Records shown -

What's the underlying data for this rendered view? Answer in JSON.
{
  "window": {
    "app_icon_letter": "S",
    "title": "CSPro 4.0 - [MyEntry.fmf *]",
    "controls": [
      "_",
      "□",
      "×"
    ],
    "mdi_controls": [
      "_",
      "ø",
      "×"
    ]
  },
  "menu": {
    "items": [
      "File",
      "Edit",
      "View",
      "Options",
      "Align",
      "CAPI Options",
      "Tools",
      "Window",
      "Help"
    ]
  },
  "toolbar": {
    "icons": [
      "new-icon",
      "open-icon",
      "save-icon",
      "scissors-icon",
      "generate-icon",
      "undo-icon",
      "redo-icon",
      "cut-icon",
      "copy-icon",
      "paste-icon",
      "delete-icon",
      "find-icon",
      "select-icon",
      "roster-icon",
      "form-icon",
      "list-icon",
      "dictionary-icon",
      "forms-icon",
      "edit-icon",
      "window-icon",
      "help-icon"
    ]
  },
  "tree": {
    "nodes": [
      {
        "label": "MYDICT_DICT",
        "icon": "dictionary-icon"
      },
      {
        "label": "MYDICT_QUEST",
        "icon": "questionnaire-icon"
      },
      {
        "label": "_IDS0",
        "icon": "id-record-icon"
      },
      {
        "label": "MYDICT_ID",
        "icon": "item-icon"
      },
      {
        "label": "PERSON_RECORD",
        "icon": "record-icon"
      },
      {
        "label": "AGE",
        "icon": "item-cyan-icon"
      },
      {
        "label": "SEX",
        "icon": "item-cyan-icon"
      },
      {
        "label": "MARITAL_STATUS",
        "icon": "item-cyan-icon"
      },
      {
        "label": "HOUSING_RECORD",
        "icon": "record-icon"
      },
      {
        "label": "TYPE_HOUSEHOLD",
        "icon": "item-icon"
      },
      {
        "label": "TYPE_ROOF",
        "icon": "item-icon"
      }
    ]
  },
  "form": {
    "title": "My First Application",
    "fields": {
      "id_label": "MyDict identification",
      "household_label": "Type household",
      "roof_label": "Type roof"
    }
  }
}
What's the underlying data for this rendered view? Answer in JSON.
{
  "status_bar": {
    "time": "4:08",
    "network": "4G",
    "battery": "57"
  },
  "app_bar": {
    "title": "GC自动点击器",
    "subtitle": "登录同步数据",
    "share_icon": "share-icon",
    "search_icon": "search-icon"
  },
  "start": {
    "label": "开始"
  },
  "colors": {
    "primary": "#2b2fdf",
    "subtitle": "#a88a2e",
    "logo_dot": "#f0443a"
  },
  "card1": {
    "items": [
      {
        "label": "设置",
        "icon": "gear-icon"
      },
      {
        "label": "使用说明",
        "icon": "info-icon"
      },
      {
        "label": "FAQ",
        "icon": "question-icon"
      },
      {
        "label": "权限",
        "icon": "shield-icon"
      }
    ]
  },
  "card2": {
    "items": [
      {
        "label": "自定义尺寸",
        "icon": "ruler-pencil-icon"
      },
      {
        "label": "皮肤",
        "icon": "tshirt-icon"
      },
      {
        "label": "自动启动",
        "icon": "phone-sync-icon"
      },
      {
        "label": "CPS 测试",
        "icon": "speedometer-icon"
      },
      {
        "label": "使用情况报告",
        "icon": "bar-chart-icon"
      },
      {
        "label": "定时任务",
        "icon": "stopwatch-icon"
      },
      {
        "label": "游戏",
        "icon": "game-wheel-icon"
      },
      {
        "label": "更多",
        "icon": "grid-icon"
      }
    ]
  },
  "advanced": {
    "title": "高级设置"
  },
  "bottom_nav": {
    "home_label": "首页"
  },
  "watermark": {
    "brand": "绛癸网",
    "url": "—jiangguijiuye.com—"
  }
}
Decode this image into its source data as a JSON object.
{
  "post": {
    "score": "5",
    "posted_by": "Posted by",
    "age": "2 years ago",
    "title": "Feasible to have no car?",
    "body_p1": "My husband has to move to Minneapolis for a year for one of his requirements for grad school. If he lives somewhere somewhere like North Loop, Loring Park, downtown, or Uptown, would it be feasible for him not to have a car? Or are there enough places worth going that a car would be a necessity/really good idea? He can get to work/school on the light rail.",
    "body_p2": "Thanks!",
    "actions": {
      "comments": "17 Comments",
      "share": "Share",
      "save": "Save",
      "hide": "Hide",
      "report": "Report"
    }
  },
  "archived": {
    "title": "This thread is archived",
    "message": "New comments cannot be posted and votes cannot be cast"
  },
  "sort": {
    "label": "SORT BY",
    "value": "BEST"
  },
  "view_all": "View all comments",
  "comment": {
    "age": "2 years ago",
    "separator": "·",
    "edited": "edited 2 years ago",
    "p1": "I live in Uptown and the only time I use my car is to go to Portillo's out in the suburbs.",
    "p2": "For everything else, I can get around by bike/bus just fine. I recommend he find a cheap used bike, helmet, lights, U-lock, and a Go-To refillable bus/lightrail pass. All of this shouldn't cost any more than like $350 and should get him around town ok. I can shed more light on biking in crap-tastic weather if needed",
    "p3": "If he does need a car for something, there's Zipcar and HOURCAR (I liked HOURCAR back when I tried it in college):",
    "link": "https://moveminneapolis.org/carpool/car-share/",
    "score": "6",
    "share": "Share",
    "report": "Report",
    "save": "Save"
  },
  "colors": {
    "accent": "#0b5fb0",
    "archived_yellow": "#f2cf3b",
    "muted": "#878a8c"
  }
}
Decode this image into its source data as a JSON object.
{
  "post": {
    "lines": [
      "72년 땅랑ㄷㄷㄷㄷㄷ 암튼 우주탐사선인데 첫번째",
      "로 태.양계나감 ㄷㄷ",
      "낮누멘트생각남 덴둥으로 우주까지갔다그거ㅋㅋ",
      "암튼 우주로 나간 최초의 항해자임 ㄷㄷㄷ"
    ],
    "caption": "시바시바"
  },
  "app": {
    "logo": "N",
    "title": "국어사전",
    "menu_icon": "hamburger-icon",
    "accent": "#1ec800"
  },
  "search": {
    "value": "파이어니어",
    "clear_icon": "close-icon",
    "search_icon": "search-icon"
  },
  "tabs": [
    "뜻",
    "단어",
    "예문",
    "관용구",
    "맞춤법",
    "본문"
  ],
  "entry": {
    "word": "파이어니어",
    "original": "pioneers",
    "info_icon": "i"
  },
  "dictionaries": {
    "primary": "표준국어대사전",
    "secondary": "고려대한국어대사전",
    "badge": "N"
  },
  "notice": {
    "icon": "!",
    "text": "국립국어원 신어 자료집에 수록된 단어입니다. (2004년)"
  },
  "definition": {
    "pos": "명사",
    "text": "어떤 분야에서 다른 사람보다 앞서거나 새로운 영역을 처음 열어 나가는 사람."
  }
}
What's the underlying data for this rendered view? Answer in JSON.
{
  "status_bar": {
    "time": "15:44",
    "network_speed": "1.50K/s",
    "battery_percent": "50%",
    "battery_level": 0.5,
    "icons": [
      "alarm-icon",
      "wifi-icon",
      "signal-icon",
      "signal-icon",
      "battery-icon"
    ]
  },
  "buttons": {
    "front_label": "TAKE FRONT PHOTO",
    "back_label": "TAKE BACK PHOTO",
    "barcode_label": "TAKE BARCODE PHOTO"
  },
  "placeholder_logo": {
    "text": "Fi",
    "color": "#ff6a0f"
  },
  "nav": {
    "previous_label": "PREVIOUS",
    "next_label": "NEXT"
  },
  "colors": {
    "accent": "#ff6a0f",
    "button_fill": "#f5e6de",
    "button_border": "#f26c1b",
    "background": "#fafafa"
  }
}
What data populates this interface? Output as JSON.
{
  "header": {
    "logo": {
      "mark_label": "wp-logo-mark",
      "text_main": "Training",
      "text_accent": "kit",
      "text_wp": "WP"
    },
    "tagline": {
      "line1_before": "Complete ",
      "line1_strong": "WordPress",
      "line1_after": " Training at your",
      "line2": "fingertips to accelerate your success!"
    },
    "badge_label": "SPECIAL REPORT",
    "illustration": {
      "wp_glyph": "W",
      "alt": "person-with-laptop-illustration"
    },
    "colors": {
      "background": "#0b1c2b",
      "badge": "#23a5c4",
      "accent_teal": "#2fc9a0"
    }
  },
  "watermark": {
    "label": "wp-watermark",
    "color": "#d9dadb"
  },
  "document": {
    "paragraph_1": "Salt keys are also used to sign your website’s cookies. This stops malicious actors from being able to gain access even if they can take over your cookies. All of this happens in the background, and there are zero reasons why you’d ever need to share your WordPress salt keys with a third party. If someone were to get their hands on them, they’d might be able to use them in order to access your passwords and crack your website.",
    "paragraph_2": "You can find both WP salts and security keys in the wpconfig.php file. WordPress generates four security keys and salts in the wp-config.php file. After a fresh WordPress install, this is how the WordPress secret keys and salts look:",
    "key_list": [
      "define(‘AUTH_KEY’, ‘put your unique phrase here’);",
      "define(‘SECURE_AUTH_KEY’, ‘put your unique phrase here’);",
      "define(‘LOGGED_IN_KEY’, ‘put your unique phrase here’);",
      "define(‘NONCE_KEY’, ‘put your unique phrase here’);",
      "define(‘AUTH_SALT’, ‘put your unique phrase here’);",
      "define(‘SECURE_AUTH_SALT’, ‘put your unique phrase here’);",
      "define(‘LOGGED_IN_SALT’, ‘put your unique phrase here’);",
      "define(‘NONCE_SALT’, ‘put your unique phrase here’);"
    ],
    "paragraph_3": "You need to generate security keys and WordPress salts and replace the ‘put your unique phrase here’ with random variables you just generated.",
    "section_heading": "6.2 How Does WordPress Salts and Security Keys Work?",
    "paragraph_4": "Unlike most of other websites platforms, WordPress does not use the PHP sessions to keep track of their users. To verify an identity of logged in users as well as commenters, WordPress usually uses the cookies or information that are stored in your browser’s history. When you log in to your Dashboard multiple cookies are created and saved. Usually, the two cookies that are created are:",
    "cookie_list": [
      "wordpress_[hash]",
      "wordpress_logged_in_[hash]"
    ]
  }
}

Stated goal -
Go through the data above and find the lines with the word "phrase". Copy each of those lines.

Exercise answer -
      "define(‘AUTH_KEY’, ‘put your unique phrase here’);",
      "define(‘SECURE_AUTH_KEY’, ‘put your unique phrase here’);",
      "define(‘LOGGED_IN_KEY’, ‘put your unique phrase here’);",
      "define(‘NONCE_KEY’, ‘put your unique phrase here’);",
      "define(‘AUTH_SALT’, ‘put your unique phrase here’);",
      "define(‘SECURE_AUTH_SALT’, ‘put your unique phrase here’);",
      "define(‘LOGGED_IN_SALT’, ‘put your unique phrase here’);",
      "define(‘NONCE_SALT’, ‘put your unique phrase here’);"
    "paragraph_3": "You need to generate security keys and WordPress salts and replace the ‘put your unique phrase here’ with random variables you just generated.",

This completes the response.